Given task
Which lines below hold the word "seadet"? Copy all of them.

[Data records]

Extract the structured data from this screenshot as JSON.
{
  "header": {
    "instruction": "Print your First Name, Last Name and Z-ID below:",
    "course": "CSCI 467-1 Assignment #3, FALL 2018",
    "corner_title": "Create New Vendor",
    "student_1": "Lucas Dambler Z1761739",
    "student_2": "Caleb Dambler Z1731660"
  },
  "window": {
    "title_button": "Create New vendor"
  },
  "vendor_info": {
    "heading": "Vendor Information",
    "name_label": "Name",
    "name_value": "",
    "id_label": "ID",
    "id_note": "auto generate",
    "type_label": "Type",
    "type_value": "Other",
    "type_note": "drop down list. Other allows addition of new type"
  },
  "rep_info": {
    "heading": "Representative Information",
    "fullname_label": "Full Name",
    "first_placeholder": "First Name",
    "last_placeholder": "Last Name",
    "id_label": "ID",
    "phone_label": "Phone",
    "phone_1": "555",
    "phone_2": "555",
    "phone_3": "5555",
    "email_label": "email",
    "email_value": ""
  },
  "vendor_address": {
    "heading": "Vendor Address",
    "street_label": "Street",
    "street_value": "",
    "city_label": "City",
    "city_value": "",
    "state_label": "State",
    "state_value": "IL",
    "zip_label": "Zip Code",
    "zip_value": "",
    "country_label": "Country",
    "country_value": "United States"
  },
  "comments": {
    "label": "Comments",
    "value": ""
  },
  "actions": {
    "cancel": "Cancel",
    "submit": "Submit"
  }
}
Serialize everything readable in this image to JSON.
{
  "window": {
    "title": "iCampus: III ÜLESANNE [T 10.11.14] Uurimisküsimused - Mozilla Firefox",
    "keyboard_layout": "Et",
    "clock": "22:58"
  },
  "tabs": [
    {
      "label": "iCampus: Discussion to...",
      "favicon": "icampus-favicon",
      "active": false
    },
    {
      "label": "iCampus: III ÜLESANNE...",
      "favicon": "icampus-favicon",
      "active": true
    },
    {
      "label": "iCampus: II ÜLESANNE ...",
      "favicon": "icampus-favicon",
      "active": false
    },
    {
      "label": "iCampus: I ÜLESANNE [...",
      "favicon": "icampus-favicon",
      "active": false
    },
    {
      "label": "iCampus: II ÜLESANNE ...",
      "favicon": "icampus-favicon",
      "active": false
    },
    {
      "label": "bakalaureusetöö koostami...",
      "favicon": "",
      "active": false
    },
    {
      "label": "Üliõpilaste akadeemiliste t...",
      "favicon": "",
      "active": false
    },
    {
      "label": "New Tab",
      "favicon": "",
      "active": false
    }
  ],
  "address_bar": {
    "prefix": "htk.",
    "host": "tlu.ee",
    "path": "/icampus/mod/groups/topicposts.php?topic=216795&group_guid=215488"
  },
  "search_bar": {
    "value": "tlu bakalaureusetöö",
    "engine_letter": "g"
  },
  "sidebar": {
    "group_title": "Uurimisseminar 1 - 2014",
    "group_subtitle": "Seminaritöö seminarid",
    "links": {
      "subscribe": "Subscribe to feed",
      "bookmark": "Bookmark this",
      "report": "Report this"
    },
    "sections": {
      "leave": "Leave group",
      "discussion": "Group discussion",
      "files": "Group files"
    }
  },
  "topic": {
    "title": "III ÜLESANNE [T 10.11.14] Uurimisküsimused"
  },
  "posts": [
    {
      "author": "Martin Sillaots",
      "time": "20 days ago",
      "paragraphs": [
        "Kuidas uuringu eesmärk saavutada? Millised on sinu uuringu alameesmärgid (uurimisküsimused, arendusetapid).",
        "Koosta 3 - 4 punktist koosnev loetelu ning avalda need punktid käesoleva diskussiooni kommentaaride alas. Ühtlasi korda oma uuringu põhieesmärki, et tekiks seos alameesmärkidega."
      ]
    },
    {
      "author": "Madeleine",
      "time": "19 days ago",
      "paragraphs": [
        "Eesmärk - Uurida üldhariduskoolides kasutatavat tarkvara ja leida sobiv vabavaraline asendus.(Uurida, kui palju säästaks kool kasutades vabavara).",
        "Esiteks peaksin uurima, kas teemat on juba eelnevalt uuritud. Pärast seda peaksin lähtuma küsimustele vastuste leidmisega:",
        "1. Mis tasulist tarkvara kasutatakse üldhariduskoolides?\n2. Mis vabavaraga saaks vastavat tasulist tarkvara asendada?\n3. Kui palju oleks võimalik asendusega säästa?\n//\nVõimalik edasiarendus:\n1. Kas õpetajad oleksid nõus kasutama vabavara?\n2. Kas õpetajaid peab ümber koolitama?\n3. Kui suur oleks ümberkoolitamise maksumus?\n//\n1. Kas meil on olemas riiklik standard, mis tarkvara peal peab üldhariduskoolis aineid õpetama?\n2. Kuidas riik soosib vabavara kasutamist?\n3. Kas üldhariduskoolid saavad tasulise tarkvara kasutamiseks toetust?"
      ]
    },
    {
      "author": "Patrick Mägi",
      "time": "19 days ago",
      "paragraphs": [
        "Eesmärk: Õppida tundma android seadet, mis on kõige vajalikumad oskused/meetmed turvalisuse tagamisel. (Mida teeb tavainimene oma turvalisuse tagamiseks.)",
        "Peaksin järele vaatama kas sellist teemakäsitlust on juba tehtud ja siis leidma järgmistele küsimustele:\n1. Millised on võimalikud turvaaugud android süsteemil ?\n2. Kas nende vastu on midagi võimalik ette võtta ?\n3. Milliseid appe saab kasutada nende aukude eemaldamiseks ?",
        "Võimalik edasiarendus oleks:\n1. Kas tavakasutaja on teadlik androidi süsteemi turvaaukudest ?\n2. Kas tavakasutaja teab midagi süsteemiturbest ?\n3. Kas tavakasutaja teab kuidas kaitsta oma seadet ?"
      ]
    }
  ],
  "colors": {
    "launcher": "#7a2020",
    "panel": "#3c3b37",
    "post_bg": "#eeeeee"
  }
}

Task answer
        "Eesmärk: Õppida tundma android seadet, mis on kõige vajalikumad oskused/meetmed turvalisuse tagamisel. (Mida teeb tavainimene oma turvalisuse tagamiseks.)",
        "Võimalik edasiarendus oleks:\n1. Kas tavakasutaja on teadlik androidi süsteemi turvaaukudest ?\n2. Kas tavakasutaja teab midagi süsteemiturbest ?\n3. Kas tavakasutaja teab kuidas kaitsta oma seadet ?"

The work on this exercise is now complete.